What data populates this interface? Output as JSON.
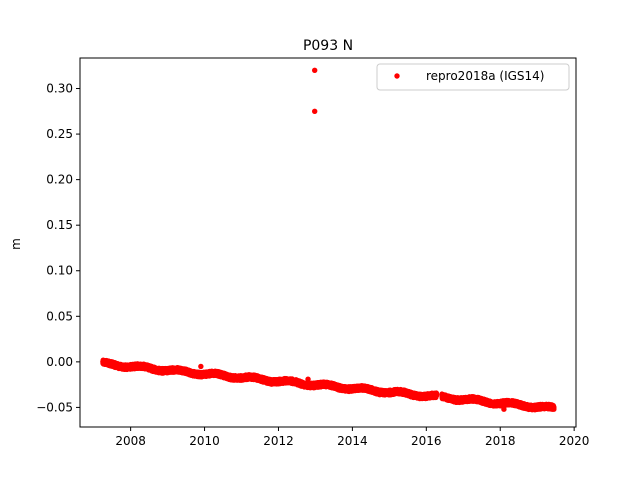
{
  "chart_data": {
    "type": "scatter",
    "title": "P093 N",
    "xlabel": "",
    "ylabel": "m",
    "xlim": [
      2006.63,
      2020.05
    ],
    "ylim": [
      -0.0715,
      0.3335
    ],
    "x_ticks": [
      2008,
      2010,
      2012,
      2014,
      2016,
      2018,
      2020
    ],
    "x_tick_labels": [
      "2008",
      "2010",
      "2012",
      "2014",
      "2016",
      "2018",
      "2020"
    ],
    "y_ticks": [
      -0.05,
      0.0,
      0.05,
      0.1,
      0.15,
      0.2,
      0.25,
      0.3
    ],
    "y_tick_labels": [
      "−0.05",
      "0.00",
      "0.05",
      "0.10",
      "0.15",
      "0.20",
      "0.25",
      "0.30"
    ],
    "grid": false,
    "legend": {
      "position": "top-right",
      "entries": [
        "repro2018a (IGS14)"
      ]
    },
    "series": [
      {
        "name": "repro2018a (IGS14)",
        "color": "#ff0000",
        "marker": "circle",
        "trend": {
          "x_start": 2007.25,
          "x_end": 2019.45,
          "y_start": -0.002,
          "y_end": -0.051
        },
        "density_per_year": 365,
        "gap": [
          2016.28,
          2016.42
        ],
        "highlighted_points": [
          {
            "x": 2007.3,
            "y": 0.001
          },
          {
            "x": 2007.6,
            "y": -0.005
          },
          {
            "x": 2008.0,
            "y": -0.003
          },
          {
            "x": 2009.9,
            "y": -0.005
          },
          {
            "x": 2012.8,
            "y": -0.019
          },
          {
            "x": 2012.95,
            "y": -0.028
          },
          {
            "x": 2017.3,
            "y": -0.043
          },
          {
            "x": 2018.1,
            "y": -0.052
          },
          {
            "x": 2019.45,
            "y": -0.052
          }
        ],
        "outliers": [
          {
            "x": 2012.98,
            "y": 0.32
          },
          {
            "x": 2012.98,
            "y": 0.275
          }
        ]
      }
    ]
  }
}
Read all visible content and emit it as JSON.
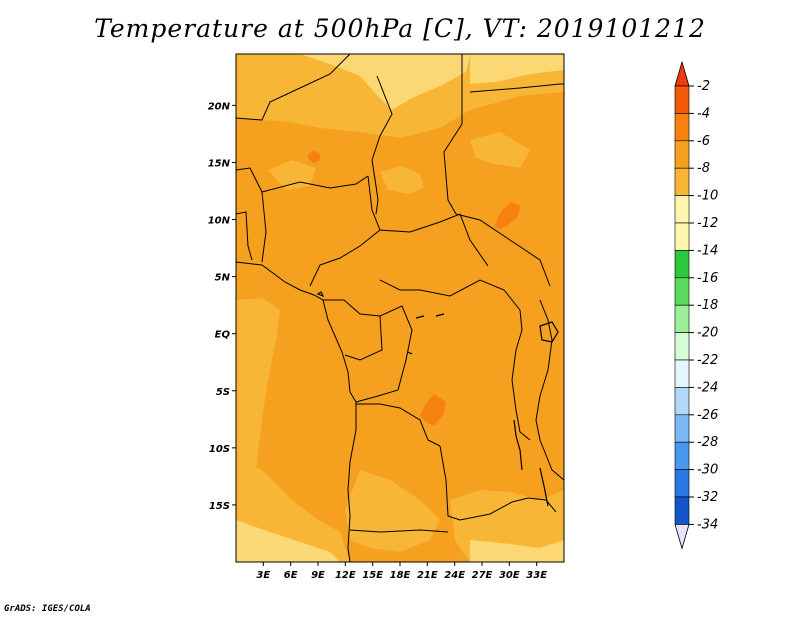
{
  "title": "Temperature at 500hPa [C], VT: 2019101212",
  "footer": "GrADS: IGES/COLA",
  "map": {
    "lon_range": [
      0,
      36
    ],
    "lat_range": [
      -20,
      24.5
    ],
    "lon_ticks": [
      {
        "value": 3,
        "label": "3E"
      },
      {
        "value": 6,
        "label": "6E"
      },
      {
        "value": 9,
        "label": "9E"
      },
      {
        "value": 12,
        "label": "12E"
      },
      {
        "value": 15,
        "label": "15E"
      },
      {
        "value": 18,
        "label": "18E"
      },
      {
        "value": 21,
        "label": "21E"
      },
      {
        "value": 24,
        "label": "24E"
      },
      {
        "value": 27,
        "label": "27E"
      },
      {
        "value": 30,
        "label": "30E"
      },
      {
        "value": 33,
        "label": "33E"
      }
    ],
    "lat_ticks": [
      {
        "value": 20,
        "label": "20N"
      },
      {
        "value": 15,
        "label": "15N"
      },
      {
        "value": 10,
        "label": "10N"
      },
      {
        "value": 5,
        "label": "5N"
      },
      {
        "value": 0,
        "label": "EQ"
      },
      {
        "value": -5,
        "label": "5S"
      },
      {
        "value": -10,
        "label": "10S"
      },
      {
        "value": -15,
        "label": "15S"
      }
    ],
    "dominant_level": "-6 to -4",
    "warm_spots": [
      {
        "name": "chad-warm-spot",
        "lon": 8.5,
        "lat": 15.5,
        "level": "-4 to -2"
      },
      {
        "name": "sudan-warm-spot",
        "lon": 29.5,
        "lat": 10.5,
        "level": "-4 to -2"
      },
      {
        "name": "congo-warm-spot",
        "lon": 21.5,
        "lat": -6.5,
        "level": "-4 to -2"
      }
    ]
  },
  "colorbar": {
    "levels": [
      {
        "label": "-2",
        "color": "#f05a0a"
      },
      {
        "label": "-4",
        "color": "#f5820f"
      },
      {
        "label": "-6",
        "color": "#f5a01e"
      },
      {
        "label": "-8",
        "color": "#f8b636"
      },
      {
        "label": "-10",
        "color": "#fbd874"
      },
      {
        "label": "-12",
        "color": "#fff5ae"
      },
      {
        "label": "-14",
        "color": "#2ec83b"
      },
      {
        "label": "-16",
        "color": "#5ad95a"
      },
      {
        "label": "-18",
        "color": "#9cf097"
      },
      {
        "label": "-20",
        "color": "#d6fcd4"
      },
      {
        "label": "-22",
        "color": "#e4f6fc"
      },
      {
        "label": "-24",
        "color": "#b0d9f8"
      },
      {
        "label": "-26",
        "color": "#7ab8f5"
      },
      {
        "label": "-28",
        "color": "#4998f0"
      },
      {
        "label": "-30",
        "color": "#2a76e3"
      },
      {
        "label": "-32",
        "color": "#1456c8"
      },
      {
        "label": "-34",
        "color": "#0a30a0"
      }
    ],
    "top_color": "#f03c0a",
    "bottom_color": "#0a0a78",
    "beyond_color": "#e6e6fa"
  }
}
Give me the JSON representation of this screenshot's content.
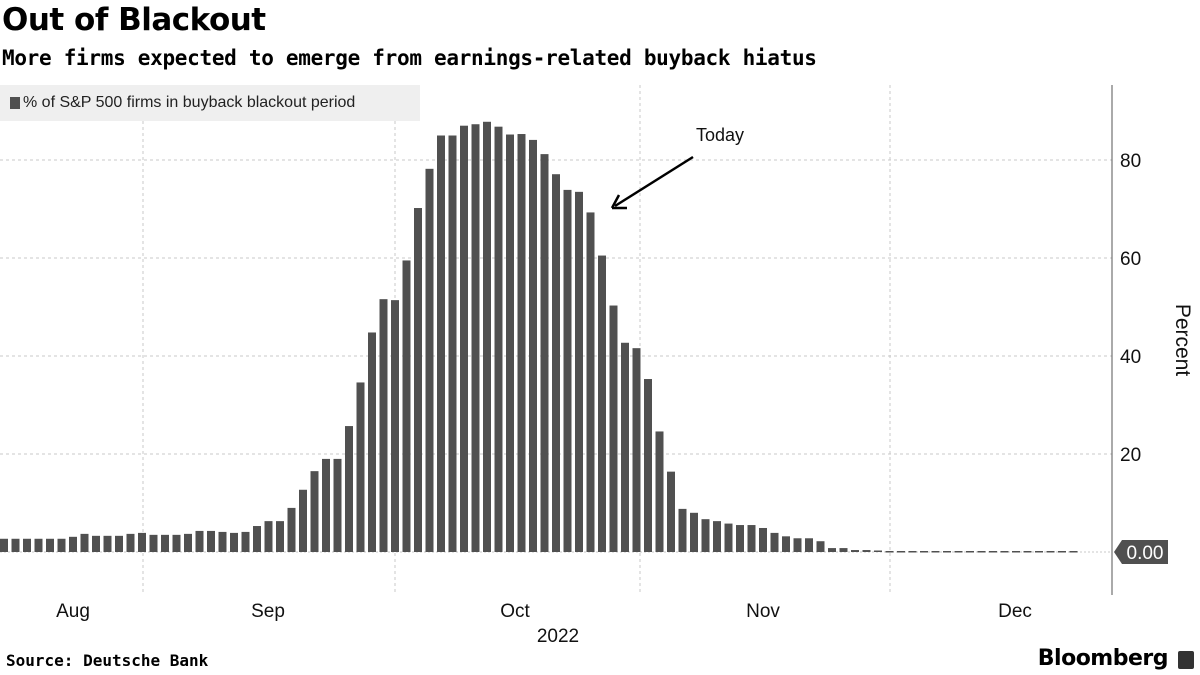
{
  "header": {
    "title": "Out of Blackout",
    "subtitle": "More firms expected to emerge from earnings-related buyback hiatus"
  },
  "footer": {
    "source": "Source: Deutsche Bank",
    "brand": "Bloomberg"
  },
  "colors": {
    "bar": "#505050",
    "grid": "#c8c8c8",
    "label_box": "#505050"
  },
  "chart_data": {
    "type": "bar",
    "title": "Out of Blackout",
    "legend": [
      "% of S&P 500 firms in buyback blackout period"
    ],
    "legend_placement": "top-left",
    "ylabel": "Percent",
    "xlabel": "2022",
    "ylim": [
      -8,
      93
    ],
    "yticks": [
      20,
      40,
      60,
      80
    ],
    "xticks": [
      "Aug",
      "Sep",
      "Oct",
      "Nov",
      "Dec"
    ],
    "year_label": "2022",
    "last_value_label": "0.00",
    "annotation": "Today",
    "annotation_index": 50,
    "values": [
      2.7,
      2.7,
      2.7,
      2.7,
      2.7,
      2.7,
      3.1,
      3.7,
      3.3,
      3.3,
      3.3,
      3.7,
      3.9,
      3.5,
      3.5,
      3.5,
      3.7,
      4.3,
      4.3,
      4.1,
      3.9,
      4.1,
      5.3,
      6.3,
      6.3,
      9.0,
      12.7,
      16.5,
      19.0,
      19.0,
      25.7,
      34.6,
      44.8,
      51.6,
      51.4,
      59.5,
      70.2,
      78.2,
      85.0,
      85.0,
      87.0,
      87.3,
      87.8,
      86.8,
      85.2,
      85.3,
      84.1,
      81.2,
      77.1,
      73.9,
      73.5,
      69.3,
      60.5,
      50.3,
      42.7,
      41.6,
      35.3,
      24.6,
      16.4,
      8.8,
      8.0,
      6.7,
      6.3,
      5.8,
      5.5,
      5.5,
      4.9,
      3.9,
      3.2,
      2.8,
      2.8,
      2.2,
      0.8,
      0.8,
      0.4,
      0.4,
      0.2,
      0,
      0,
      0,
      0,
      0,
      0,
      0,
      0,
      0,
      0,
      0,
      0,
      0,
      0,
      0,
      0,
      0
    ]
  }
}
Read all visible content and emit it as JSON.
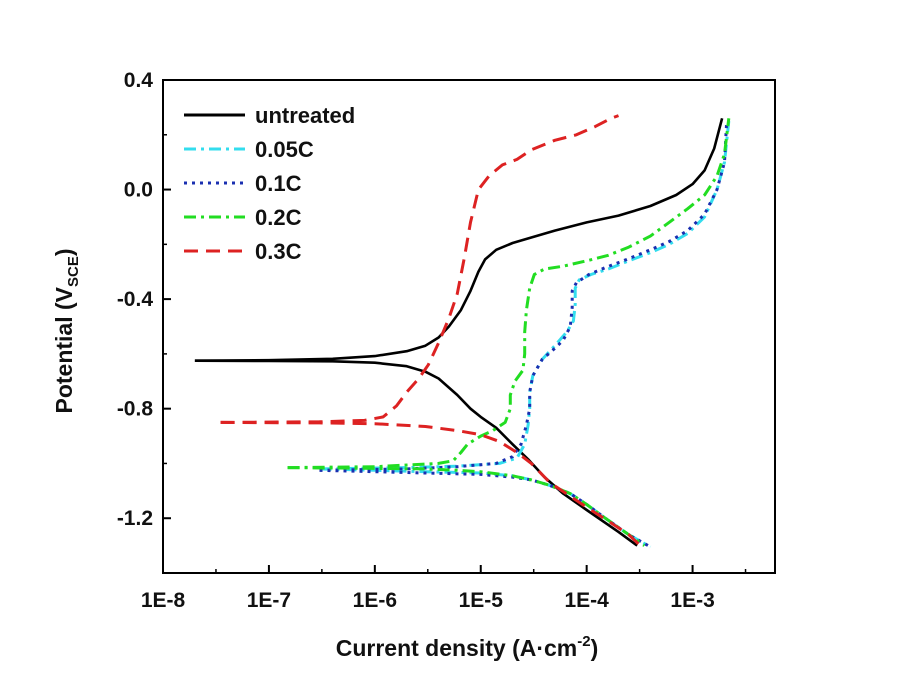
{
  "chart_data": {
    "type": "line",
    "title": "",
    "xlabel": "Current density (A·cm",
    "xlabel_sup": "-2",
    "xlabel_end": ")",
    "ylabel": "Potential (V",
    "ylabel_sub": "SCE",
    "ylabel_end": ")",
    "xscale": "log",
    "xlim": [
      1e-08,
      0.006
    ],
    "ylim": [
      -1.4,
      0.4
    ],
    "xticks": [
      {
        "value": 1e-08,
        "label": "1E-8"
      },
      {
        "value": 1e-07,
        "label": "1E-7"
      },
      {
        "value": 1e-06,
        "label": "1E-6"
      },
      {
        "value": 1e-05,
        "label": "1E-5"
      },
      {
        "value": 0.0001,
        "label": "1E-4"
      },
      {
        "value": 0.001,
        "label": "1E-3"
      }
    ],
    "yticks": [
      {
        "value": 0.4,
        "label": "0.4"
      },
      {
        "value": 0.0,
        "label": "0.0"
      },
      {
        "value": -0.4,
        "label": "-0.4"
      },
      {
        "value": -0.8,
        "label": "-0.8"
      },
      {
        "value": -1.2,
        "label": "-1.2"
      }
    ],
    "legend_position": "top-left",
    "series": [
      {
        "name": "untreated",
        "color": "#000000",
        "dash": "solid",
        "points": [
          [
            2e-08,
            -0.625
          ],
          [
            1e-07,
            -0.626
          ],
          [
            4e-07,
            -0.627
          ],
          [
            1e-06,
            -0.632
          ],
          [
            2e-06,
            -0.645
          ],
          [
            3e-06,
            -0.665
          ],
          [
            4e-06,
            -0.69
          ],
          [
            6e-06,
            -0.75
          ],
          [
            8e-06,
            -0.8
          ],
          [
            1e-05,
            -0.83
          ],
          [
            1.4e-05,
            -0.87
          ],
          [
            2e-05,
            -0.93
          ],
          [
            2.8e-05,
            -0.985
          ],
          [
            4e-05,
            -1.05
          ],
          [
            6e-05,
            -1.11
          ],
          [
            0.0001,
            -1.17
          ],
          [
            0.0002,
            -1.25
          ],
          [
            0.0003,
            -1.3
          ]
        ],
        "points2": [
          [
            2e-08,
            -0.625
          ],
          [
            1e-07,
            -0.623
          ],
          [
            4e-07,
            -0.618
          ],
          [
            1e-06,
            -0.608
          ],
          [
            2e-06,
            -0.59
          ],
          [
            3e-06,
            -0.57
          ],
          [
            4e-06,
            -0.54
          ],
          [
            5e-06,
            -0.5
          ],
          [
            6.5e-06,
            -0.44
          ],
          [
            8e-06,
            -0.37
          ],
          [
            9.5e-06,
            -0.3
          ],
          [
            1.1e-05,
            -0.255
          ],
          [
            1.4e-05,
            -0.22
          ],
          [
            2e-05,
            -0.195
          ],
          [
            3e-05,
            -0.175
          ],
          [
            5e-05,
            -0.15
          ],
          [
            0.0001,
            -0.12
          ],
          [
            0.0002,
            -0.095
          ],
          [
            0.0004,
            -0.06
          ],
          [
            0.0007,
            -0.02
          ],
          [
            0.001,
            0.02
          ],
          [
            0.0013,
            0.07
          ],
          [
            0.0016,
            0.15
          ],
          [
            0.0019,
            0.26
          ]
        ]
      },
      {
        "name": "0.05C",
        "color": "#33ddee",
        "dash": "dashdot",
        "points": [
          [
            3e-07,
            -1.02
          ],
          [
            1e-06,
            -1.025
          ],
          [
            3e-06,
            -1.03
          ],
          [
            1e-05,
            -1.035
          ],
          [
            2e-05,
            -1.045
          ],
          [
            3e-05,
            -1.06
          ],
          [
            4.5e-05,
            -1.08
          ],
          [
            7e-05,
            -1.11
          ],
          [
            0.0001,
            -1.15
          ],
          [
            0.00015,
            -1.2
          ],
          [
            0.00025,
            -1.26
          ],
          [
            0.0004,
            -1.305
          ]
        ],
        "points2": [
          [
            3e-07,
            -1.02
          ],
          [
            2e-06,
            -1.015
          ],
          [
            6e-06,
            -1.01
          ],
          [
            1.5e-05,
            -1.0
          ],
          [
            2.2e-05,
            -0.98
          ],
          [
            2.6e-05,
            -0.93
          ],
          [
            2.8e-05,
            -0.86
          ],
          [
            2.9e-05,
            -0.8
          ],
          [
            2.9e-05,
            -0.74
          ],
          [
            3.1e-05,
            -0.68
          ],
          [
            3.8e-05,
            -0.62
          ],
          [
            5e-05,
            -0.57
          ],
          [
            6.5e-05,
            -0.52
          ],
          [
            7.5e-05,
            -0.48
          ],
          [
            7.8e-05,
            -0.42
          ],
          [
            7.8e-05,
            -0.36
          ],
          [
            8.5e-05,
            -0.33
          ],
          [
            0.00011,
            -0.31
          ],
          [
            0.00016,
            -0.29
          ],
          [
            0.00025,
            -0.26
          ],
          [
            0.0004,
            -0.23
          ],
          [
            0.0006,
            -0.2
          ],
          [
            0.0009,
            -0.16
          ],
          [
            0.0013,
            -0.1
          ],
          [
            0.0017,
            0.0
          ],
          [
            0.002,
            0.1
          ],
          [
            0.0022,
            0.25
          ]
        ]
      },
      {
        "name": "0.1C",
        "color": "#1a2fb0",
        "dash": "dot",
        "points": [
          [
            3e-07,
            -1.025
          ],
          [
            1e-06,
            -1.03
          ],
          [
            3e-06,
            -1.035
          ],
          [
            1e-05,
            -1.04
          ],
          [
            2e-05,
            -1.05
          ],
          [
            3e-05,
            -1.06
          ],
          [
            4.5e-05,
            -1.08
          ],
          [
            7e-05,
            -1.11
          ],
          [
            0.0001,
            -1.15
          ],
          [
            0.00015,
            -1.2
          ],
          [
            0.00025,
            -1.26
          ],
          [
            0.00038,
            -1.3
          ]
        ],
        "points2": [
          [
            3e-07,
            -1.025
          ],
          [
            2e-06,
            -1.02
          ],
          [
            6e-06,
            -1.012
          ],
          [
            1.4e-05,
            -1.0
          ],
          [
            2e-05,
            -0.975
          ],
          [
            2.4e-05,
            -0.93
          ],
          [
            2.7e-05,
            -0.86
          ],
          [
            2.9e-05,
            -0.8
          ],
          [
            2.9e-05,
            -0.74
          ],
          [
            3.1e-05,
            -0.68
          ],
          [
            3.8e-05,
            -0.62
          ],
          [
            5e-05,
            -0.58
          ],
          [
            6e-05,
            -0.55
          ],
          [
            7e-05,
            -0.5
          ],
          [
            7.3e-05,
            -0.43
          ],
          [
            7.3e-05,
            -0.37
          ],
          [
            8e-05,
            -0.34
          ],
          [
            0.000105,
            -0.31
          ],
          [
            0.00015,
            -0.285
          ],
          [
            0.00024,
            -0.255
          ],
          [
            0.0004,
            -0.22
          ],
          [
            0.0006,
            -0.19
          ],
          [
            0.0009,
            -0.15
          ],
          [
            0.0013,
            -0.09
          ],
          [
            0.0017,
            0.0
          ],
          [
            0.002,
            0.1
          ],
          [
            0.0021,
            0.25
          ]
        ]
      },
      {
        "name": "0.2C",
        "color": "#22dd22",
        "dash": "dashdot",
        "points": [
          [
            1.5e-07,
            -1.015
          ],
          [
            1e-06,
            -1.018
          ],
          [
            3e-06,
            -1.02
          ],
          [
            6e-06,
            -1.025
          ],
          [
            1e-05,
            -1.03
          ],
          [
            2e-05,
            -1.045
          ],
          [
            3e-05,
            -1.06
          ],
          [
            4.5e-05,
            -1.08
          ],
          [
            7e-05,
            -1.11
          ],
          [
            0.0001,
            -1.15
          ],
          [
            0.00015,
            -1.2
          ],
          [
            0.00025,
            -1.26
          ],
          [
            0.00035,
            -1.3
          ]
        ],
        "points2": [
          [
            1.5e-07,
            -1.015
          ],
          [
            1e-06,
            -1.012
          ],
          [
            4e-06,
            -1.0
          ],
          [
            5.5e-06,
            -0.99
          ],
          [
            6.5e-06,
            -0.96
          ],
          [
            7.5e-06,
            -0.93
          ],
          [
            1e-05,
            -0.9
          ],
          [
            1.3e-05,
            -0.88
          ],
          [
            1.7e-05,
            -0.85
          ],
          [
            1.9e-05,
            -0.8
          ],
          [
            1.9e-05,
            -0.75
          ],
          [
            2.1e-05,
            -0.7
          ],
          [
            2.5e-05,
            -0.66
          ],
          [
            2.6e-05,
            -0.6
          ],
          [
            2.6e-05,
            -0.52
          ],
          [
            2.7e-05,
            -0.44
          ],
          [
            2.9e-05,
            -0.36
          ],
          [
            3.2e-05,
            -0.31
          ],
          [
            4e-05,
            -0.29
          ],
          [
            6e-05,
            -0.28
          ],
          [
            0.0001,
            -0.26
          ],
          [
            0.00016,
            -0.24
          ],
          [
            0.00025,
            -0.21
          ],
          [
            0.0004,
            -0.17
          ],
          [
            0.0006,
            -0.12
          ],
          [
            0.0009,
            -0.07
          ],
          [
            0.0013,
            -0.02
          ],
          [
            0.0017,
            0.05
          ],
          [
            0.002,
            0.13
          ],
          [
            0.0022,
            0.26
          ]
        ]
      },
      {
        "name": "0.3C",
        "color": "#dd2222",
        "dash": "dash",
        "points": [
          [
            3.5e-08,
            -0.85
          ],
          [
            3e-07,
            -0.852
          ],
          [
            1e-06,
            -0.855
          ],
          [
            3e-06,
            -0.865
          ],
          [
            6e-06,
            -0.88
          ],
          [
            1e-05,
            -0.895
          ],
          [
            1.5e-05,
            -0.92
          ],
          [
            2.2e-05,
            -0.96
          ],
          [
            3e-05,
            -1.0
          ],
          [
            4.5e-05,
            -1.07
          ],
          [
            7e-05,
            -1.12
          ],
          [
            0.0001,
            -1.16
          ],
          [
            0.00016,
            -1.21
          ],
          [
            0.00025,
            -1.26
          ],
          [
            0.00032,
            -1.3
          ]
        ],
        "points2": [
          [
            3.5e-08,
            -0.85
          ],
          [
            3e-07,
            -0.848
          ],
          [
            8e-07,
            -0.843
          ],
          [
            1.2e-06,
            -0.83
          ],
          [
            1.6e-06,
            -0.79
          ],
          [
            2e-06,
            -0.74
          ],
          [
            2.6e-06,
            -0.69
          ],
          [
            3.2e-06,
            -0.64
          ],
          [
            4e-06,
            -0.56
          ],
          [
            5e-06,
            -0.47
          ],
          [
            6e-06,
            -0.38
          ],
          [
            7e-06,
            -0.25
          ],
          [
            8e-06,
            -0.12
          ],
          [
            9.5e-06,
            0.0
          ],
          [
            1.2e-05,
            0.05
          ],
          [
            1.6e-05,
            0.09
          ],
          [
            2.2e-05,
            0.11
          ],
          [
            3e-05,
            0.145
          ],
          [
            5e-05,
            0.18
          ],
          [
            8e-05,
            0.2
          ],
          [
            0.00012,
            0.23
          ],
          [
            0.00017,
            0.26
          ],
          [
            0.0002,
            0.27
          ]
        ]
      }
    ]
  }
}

> GIVEN REQUEST
Gather and return every line that holds the string "JSON".

> SOLUTION FOR THIS EXERCISE
What data populates this interface? Output as JSON.
Read all visible content and emit it as JSON.
Give me the JSON representation of this screenshot's content.
Read all visible content and emit it as JSON.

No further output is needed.